■ TASK STATEMENT:
Reproduce the listing below, relabeling every occurrence of "table-cell" as "grid-cell" and keeping everything else unchanged. Omit the pictures from your answer.

* begin *

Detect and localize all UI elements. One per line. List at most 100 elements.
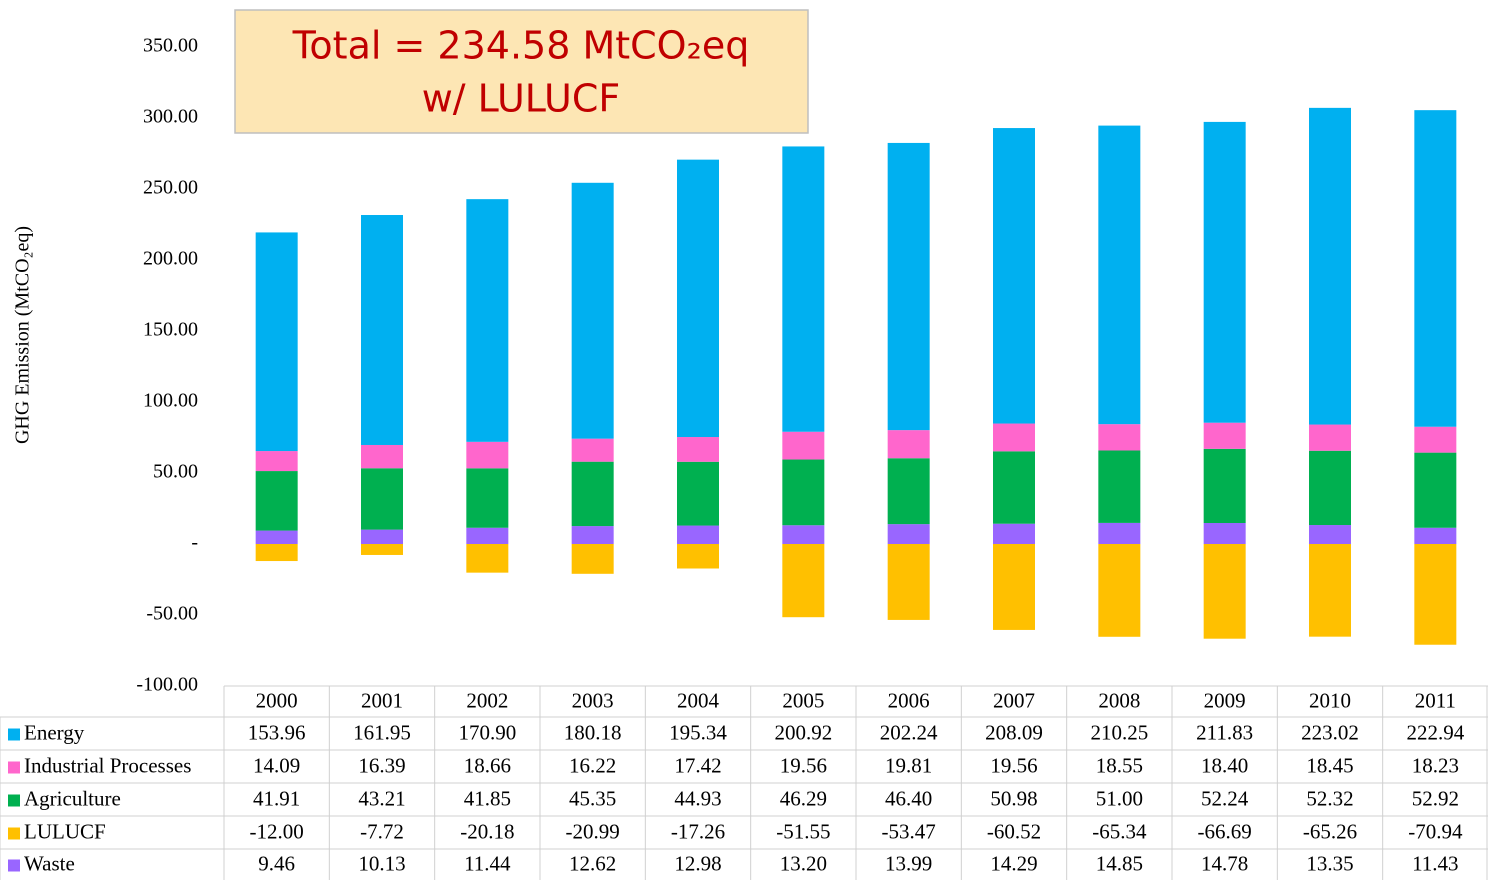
table-cell: 12.62 — [569, 851, 616, 875]
table-cell: 46.29 — [780, 786, 827, 810]
bar-segment — [887, 524, 930, 544]
bar-segment — [677, 525, 719, 544]
bar-segment — [466, 441, 509, 469]
table-cell: 19.81 — [885, 753, 932, 777]
table-cell: -60.52 — [987, 819, 1041, 843]
table-cell: 19.56 — [780, 753, 827, 777]
legend-swatch — [8, 794, 20, 807]
bar-segment — [887, 458, 930, 525]
table-cell: 43.21 — [358, 786, 405, 810]
table-cell: 222.94 — [1406, 720, 1464, 744]
bar-segment — [571, 182, 614, 439]
table-cell: 13.20 — [780, 851, 827, 875]
bar-segment — [677, 544, 719, 569]
x-tick-label: 2003 — [572, 688, 614, 712]
table-cell: 200.92 — [774, 720, 832, 744]
bar-segment — [782, 544, 825, 618]
x-tick-label: 2005 — [782, 688, 824, 712]
table-cell: 170.90 — [458, 720, 516, 744]
bar-segment — [571, 526, 614, 544]
y-tick-label: - — [191, 532, 198, 554]
bar-segment — [361, 468, 403, 530]
table-cell: -12.00 — [250, 819, 304, 843]
table-cell: 44.93 — [674, 786, 721, 810]
bar-segment — [255, 530, 298, 544]
bar-segment — [255, 544, 298, 562]
table-cell: 208.09 — [985, 720, 1043, 744]
table-cell: 52.92 — [1412, 786, 1459, 810]
bar-segment — [887, 142, 930, 431]
bar-segment — [255, 451, 298, 472]
y-tick-label: 50.00 — [153, 461, 198, 483]
table-cell: 18.23 — [1412, 753, 1459, 777]
bar-segment — [1414, 110, 1457, 427]
bar-segment — [1414, 452, 1457, 528]
table-cell: -51.55 — [776, 819, 830, 843]
table-cell: 46.40 — [885, 786, 932, 810]
legend-label: Waste — [24, 851, 75, 875]
bar-segment — [1098, 450, 1141, 523]
table-cell: 9.46 — [258, 851, 295, 875]
bar-segment — [466, 468, 509, 528]
table-cell: 14.78 — [1201, 851, 1248, 875]
y-tick-label: 200.00 — [143, 248, 198, 270]
x-tick-label: 2009 — [1204, 688, 1246, 712]
table-cell: 202.24 — [880, 720, 938, 744]
table-cell: 19.56 — [990, 753, 1037, 777]
bar-segment — [1309, 424, 1351, 451]
x-tick-label: 2002 — [466, 688, 508, 712]
table-cell: -17.26 — [671, 819, 725, 843]
x-tick-label: 2011 — [1415, 688, 1456, 712]
table-cell: 41.91 — [253, 786, 300, 810]
bar-segment — [571, 544, 614, 574]
table-cell: 13.35 — [1306, 851, 1353, 875]
table-cell: 180.18 — [564, 720, 622, 744]
x-tick-label: 2004 — [677, 688, 720, 712]
y-tick-label: 250.00 — [143, 177, 198, 199]
bar-segment — [677, 437, 719, 462]
y-tick-label: -50.00 — [146, 603, 198, 625]
legend-swatch — [8, 827, 20, 840]
x-tick-label: 2008 — [1098, 688, 1140, 712]
annotation: Total = 234.58 MtCO₂eq — [292, 24, 750, 68]
table-cell: -70.94 — [1408, 819, 1463, 843]
bar-segment — [1309, 525, 1351, 544]
legend-label: Energy — [24, 720, 85, 744]
table-cell: -20.99 — [566, 819, 620, 843]
table-cell: 14.85 — [1096, 851, 1143, 875]
bar-segment — [255, 471, 298, 531]
table-cell: -7.72 — [360, 819, 404, 843]
bar-segment — [1098, 125, 1141, 425]
legend-label: Industrial Processes — [24, 753, 191, 777]
table-cell: 12.98 — [674, 851, 721, 875]
bar-segment — [466, 199, 509, 442]
bar-segment — [1098, 522, 1141, 544]
table-cell: 16.39 — [358, 753, 405, 777]
table-cell: 161.95 — [353, 720, 411, 744]
table-cell: 14.29 — [990, 851, 1037, 875]
y-tick-label: -100.00 — [136, 674, 198, 696]
bar-segment — [1309, 544, 1351, 637]
bar-segment — [1414, 426, 1457, 453]
bar-segment — [887, 544, 930, 620]
bar-segment — [993, 128, 1035, 424]
table-cell: 18.40 — [1201, 753, 1248, 777]
bar-segment — [993, 451, 1035, 524]
annotation: w/ LULUCF — [422, 77, 621, 121]
y-axis-label: GHG Emission (MtCO₂eq) — [12, 226, 34, 444]
bar-segment — [1414, 527, 1457, 544]
bar-segment — [677, 159, 719, 438]
x-tick-label: 2006 — [888, 688, 930, 712]
x-tick-label: 2000 — [256, 688, 298, 712]
bar-segment — [782, 459, 825, 526]
table-cell: 51.00 — [1096, 786, 1143, 810]
bar-segment — [255, 232, 298, 452]
bar-segment — [1309, 107, 1351, 425]
table-cell: 17.42 — [674, 753, 721, 777]
bar-segment — [782, 525, 825, 544]
table-cell: -65.34 — [1092, 819, 1147, 843]
bar-segment — [1203, 544, 1246, 639]
bar-segment — [571, 438, 614, 462]
bar-segment — [993, 523, 1035, 544]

* end *

■ REPLY:
Detect and localize all UI elements. One per line. List at most 100 elements.
grid-cell: 12.62 — [569, 851, 616, 875]
grid-cell: 46.29 — [780, 786, 827, 810]
bar-segment — [887, 524, 930, 544]
bar-segment — [677, 525, 719, 544]
bar-segment — [466, 441, 509, 469]
grid-cell: 19.81 — [885, 753, 932, 777]
grid-cell: -60.52 — [987, 819, 1041, 843]
grid-cell: 19.56 — [780, 753, 827, 777]
legend-swatch — [8, 794, 20, 807]
bar-segment — [887, 458, 930, 525]
grid-cell: 43.21 — [358, 786, 405, 810]
grid-cell: 222.94 — [1406, 720, 1464, 744]
bar-segment — [571, 182, 614, 439]
grid-cell: 13.20 — [780, 851, 827, 875]
bar-segment — [677, 544, 719, 569]
x-tick-label: 2003 — [572, 688, 614, 712]
grid-cell: 200.92 — [774, 720, 832, 744]
bar-segment — [782, 544, 825, 618]
x-tick-label: 2005 — [782, 688, 824, 712]
grid-cell: 170.90 — [458, 720, 516, 744]
bar-segment — [571, 526, 614, 544]
y-tick-label: - — [191, 532, 198, 554]
bar-segment — [361, 468, 403, 530]
grid-cell: -12.00 — [250, 819, 304, 843]
grid-cell: 44.93 — [674, 786, 721, 810]
bar-segment — [255, 530, 298, 544]
bar-segment — [255, 544, 298, 562]
grid-cell: 208.09 — [985, 720, 1043, 744]
grid-cell: 52.92 — [1412, 786, 1459, 810]
bar-segment — [887, 142, 930, 431]
bar-segment — [255, 451, 298, 472]
y-tick-label: 50.00 — [153, 461, 198, 483]
grid-cell: 18.23 — [1412, 753, 1459, 777]
bar-segment — [1414, 110, 1457, 427]
bar-segment — [1414, 452, 1457, 528]
grid-cell: -51.55 — [776, 819, 830, 843]
grid-cell: 46.40 — [885, 786, 932, 810]
legend-label: Waste — [24, 851, 75, 875]
bar-segment — [1098, 450, 1141, 523]
grid-cell: 9.46 — [258, 851, 295, 875]
bar-segment — [466, 468, 509, 528]
grid-cell: 14.78 — [1201, 851, 1248, 875]
y-tick-label: 200.00 — [143, 248, 198, 270]
x-tick-label: 2009 — [1204, 688, 1246, 712]
grid-cell: 202.24 — [880, 720, 938, 744]
grid-cell: 19.56 — [990, 753, 1037, 777]
bar-segment — [1309, 424, 1351, 451]
x-tick-label: 2002 — [466, 688, 508, 712]
grid-cell: -17.26 — [671, 819, 725, 843]
x-tick-label: 2011 — [1415, 688, 1456, 712]
grid-cell: 41.91 — [253, 786, 300, 810]
bar-segment — [571, 544, 614, 574]
grid-cell: 13.35 — [1306, 851, 1353, 875]
grid-cell: 180.18 — [564, 720, 622, 744]
x-tick-label: 2004 — [677, 688, 720, 712]
y-tick-label: 250.00 — [143, 177, 198, 199]
bar-segment — [677, 437, 719, 462]
y-tick-label: -50.00 — [146, 603, 198, 625]
legend-swatch — [8, 827, 20, 840]
x-tick-label: 2008 — [1098, 688, 1140, 712]
annotation: Total = 234.58 MtCO₂eq — [292, 24, 750, 68]
grid-cell: -70.94 — [1408, 819, 1463, 843]
bar-segment — [1309, 525, 1351, 544]
legend-label: Energy — [24, 720, 85, 744]
grid-cell: -20.99 — [566, 819, 620, 843]
grid-cell: 14.85 — [1096, 851, 1143, 875]
bar-segment — [255, 471, 298, 531]
grid-cell: -7.72 — [360, 819, 404, 843]
bar-segment — [1098, 125, 1141, 425]
legend-label: Industrial Processes — [24, 753, 191, 777]
grid-cell: 12.98 — [674, 851, 721, 875]
bar-segment — [466, 199, 509, 442]
bar-segment — [1098, 522, 1141, 544]
grid-cell: 16.39 — [358, 753, 405, 777]
grid-cell: 161.95 — [353, 720, 411, 744]
grid-cell: 14.29 — [990, 851, 1037, 875]
y-tick-label: -100.00 — [136, 674, 198, 696]
bar-segment — [1309, 544, 1351, 637]
bar-segment — [1414, 426, 1457, 453]
bar-segment — [887, 544, 930, 620]
bar-segment — [993, 128, 1035, 424]
grid-cell: 18.40 — [1201, 753, 1248, 777]
bar-segment — [993, 451, 1035, 524]
annotation: w/ LULUCF — [422, 77, 621, 121]
y-axis-label: GHG Emission (MtCO₂eq) — [12, 226, 34, 444]
bar-segment — [1414, 527, 1457, 544]
bar-segment — [677, 159, 719, 438]
x-tick-label: 2006 — [888, 688, 930, 712]
x-tick-label: 2000 — [256, 688, 298, 712]
bar-segment — [782, 459, 825, 526]
grid-cell: 51.00 — [1096, 786, 1143, 810]
bar-segment — [255, 232, 298, 452]
bar-segment — [1309, 107, 1351, 425]
grid-cell: 17.42 — [674, 753, 721, 777]
bar-segment — [782, 525, 825, 544]
grid-cell: -65.34 — [1092, 819, 1147, 843]
bar-segment — [1203, 544, 1246, 639]
bar-segment — [571, 438, 614, 462]
bar-segment — [993, 523, 1035, 544]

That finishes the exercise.